*What to work on:* In every row below, rename "x-tick-label" to "horizontal-tick-label" and leave all other text unchanged. Omit the pictures from your answer.

*Source material:*
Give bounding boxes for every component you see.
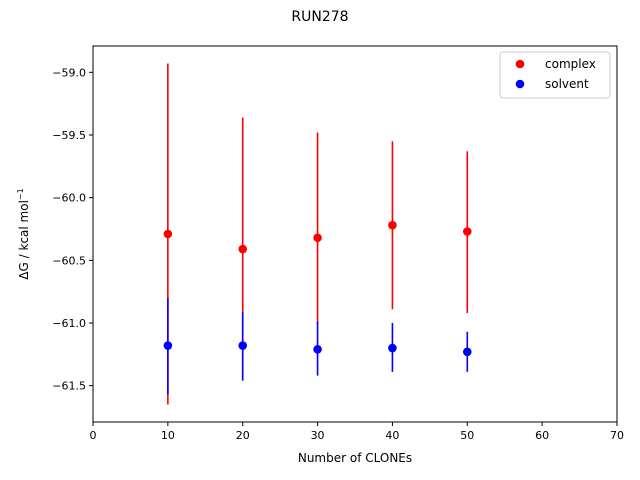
y-tick-label: −61.0	[52, 317, 86, 330]
y-tick-label: −60.5	[52, 254, 86, 267]
data-point-solvent	[238, 341, 248, 350]
x-tick-label: 30	[311, 429, 325, 442]
data-point-solvent	[163, 341, 173, 350]
data-point-solvent	[313, 345, 322, 354]
y-tick-label: −61.5	[52, 380, 86, 393]
data-point-complex	[238, 244, 248, 254]
y-axis-label-exponent: −1	[16, 188, 25, 200]
data-point-complex	[462, 227, 472, 236]
y-axis-label: ΔG / kcal mol−1	[16, 188, 31, 279]
data-point-complex	[388, 220, 397, 230]
y-tick-label: −60.0	[52, 192, 86, 205]
axes-frame	[92, 45, 618, 423]
legend-box	[499, 51, 611, 99]
x-tick-label: 20	[236, 429, 250, 442]
legend: complex solvent	[499, 51, 611, 99]
data-point-complex	[313, 233, 322, 243]
x-tick-label: 40	[385, 429, 399, 442]
y-tick-label: −59.0	[52, 66, 86, 79]
data-point-solvent	[462, 347, 472, 357]
x-tick-label: 70	[610, 429, 624, 442]
plot-area	[163, 63, 472, 405]
data-point-solvent	[388, 343, 397, 353]
x-tick-label: 60	[535, 429, 549, 442]
legend-marker-solvent	[515, 79, 525, 89]
x-axis-label: Number of CLONEs	[298, 451, 412, 465]
y-tick-label: −59.5	[52, 129, 86, 142]
x-tick-label: 10	[161, 429, 175, 442]
data-point-complex	[163, 229, 173, 239]
legend-label-solvent: solvent	[545, 77, 589, 91]
chart-title: RUN278	[291, 9, 348, 25]
legend-marker-complex	[515, 59, 525, 69]
y-axis-label-text: ΔG / kcal mol	[17, 200, 31, 280]
legend-label-complex: complex	[545, 57, 596, 71]
x-tick-label: 50	[460, 429, 474, 442]
axes: 0 10 20 30 40 50 60 70 −59.0 −59.5 −60.0 −60.5 −61.0…	[52, 66, 624, 442]
series-solvent	[163, 297, 472, 395]
x-tick-label: 0	[90, 429, 97, 442]
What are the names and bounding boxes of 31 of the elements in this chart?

*Answer to the exercise:*
Give bounding boxes for every component you see.
y-tick-label: −61.0	[52, 317, 86, 330]
y-tick-label: −60.5	[52, 254, 86, 267]
data-point-solvent	[238, 341, 248, 350]
horizontal-tick-label: 30	[311, 429, 325, 442]
data-point-solvent	[163, 341, 173, 350]
data-point-solvent	[313, 345, 322, 354]
y-tick-label: −61.5	[52, 380, 86, 393]
data-point-complex	[238, 244, 248, 254]
y-axis-label-exponent: −1	[16, 188, 25, 200]
data-point-complex	[462, 227, 472, 236]
y-axis-label: ΔG / kcal mol−1	[16, 188, 31, 279]
data-point-complex	[388, 220, 397, 230]
y-tick-label: −60.0	[52, 192, 86, 205]
axes-frame	[92, 45, 618, 423]
legend-box	[499, 51, 611, 99]
horizontal-tick-label: 20	[236, 429, 250, 442]
legend: complex solvent	[499, 51, 611, 99]
data-point-complex	[313, 233, 322, 243]
horizontal-tick-label: 40	[385, 429, 399, 442]
y-tick-label: −59.0	[52, 66, 86, 79]
data-point-solvent	[462, 347, 472, 357]
horizontal-tick-label: 70	[610, 429, 624, 442]
plot-area	[163, 63, 472, 405]
data-point-solvent	[388, 343, 397, 353]
horizontal-tick-label: 60	[535, 429, 549, 442]
legend-marker-solvent	[515, 79, 525, 89]
x-axis-label: Number of CLONEs	[298, 451, 412, 465]
y-tick-label: −59.5	[52, 129, 86, 142]
horizontal-tick-label: 10	[161, 429, 175, 442]
data-point-complex	[163, 229, 173, 239]
legend-label-solvent: solvent	[545, 77, 589, 91]
chart-title: RUN278	[291, 9, 348, 25]
legend-marker-complex	[515, 59, 525, 69]
y-axis-label-text: ΔG / kcal mol	[17, 200, 31, 280]
legend-label-complex: complex	[545, 57, 596, 71]
horizontal-tick-label: 50	[460, 429, 474, 442]
axes: 0 10 20 30 40 50 60 70 −59.0 −59.5 −60.0 −60.5 −61.0…	[52, 66, 624, 442]
series-solvent	[163, 297, 472, 395]
horizontal-tick-label: 0	[90, 429, 97, 442]
What are the names and bounding boxes of 31 of the elements in this chart?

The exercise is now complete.